→ What you have to do
Which lines below hold the word "elkaar"? Report each one.
_ _ _
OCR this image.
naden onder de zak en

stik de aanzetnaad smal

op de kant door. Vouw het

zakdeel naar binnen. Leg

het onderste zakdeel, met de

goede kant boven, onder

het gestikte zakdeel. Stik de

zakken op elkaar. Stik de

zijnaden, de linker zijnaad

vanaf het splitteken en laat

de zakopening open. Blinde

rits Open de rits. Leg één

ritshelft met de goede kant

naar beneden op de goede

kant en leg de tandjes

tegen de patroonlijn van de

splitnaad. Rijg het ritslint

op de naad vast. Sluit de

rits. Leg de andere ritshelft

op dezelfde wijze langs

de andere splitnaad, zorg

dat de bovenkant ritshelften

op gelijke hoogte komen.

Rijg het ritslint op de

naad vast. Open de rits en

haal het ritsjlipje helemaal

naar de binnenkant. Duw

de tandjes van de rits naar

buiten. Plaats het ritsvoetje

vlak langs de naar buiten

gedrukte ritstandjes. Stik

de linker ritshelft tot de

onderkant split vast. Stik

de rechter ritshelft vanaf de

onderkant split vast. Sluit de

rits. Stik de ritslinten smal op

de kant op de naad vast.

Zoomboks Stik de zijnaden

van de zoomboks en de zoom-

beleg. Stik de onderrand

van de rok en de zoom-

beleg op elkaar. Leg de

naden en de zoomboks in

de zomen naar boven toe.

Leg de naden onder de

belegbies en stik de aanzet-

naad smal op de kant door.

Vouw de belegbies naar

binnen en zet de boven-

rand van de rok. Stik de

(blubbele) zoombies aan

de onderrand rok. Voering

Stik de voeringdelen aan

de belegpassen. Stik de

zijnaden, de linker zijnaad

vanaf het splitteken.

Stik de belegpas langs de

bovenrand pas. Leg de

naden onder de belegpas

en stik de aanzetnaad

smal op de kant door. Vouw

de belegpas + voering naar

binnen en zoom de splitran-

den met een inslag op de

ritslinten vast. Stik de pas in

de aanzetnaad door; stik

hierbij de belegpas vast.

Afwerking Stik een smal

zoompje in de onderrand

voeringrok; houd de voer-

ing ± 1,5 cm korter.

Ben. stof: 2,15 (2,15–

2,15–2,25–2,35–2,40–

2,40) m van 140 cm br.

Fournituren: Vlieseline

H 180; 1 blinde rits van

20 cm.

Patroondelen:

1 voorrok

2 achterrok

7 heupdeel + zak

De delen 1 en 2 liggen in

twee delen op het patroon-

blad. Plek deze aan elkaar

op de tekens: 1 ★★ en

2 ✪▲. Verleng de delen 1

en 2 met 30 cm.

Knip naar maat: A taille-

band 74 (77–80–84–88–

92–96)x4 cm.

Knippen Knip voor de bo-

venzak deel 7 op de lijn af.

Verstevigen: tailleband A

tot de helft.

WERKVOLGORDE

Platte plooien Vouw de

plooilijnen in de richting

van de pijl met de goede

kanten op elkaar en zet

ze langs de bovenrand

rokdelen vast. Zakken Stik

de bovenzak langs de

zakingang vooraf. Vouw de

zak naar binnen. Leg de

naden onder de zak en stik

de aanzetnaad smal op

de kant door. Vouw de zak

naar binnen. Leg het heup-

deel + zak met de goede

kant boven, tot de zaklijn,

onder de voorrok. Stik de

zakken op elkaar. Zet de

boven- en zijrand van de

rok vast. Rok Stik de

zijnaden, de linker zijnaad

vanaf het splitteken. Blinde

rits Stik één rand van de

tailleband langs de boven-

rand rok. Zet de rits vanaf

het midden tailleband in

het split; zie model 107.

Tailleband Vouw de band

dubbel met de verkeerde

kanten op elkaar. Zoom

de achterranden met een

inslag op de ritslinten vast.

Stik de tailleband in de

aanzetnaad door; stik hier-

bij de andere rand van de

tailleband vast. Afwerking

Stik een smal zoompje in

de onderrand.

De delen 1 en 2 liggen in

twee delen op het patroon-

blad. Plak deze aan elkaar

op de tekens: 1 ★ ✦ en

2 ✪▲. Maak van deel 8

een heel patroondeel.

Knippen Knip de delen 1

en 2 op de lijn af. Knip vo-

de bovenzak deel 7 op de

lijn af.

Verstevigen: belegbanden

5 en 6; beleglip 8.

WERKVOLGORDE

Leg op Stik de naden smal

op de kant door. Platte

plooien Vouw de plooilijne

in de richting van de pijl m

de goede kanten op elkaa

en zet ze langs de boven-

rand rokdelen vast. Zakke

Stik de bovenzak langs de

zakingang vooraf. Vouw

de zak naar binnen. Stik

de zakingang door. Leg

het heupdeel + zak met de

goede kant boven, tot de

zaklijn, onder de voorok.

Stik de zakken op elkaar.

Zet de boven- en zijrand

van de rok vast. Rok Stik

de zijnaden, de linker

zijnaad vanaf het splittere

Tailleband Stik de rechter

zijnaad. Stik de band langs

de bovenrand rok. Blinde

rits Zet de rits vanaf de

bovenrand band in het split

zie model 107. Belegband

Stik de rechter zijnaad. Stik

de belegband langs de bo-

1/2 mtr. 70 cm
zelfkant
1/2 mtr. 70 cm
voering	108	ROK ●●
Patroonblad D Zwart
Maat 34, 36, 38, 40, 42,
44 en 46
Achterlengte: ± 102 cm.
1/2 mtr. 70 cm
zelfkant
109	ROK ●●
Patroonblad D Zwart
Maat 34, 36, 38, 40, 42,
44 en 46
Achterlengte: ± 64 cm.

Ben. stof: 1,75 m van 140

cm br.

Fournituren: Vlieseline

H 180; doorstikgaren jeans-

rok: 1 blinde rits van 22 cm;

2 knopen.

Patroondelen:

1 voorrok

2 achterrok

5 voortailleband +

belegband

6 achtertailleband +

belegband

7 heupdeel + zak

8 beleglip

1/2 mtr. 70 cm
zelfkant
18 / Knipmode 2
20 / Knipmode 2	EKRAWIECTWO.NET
_ _ _
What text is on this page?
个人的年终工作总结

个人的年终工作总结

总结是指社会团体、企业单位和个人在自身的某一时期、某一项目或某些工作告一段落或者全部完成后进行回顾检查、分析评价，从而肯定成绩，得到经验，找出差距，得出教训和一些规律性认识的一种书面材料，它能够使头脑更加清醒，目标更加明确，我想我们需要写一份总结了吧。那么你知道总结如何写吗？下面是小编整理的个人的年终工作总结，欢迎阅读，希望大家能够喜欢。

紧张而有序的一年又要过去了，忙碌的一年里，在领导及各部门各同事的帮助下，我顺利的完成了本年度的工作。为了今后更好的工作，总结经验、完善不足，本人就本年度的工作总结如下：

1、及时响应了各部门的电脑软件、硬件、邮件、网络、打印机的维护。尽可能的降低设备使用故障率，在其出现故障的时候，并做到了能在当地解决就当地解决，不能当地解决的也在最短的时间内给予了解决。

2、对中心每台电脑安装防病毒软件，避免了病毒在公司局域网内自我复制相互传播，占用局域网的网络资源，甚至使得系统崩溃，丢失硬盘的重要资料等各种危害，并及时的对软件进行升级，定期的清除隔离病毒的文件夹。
_ _ _
→ Complete answer
zakken op elkaar. Stik de
beleg op elkaar. Leg de
blad. Plek deze aan elkaar
kanten op elkaar en zet
zakken op elkaar. Zet de
kanten op elkaar. Zoom
blad. Plak deze aan elkaar
Stik de zakken op elkaar.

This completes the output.